» Task directions: Below is a block of records; return all of them exactly, but without the images.

## Start

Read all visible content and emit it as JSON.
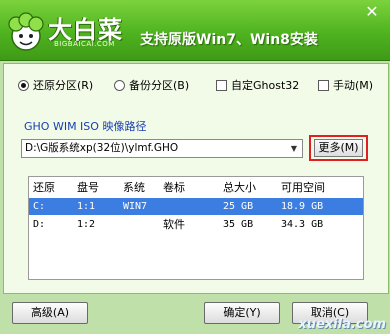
{
  "titlebar": {
    "logo_text": "大白菜",
    "logo_sub": "BIGBAICAI.COM",
    "slogan": "支持原版Win7、Win8安装",
    "close_icon": "close-icon"
  },
  "options": {
    "restore": "还原分区(R)",
    "backup": "备份分区(B)",
    "custom_ghost": "自定Ghost32",
    "manual": "手动(M)",
    "selected": "restore"
  },
  "path": {
    "label": "GHO WIM ISO 映像路径",
    "value": "D:\\G版系统xp(32位)\\ylmf.GHO"
  },
  "more_button": "更多(M)",
  "table": {
    "columns": [
      "还原",
      "盘号",
      "系统",
      "卷标",
      "总大小",
      "可用空间"
    ],
    "rows": [
      {
        "restore": "C:",
        "disk": "1:1",
        "system": "WIN7",
        "label": "",
        "total": "25 GB",
        "free": "18.9 GB",
        "selected": true
      },
      {
        "restore": "D:",
        "disk": "1:2",
        "system": "",
        "label": "软件",
        "total": "35 GB",
        "free": "34.3 GB",
        "selected": false
      }
    ]
  },
  "buttons": {
    "advanced": "高级(A)",
    "ok": "确定(Y)",
    "cancel": "取消(C)"
  },
  "watermark": "xuexila.com",
  "colors": {
    "titlebar": "#4fb320",
    "selection": "#3b7de0",
    "highlight_box": "#e02020"
  }
}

## End

» Task answer:
Read all visible content and emit it as JSON.
{
  "titlebar": {
    "logo_text": "大白菜",
    "logo_sub": "BIGBAICAI.COM",
    "slogan": "支持原版Win7、Win8安装",
    "close_icon": "close-icon"
  },
  "options": {
    "restore": "还原分区(R)",
    "backup": "备份分区(B)",
    "custom_ghost": "自定Ghost32",
    "manual": "手动(M)",
    "selected": "restore"
  },
  "path": {
    "label": "GHO WIM ISO 映像路径",
    "value": "D:\\G版系统xp(32位)\\ylmf.GHO"
  },
  "more_button": "更多(M)",
  "table": {
    "columns": [
      "还原",
      "盘号",
      "系统",
      "卷标",
      "总大小",
      "可用空间"
    ],
    "rows": [
      {
        "restore": "C:",
        "disk": "1:1",
        "system": "WIN7",
        "label": "",
        "total": "25 GB",
        "free": "18.9 GB",
        "selected": true
      },
      {
        "restore": "D:",
        "disk": "1:2",
        "system": "",
        "label": "软件",
        "total": "35 GB",
        "free": "34.3 GB",
        "selected": false
      }
    ]
  },
  "buttons": {
    "advanced": "高级(A)",
    "ok": "确定(Y)",
    "cancel": "取消(C)"
  },
  "watermark": "xuexila.com",
  "colors": {
    "titlebar": "#4fb320",
    "selection": "#3b7de0",
    "highlight_box": "#e02020"
  }
}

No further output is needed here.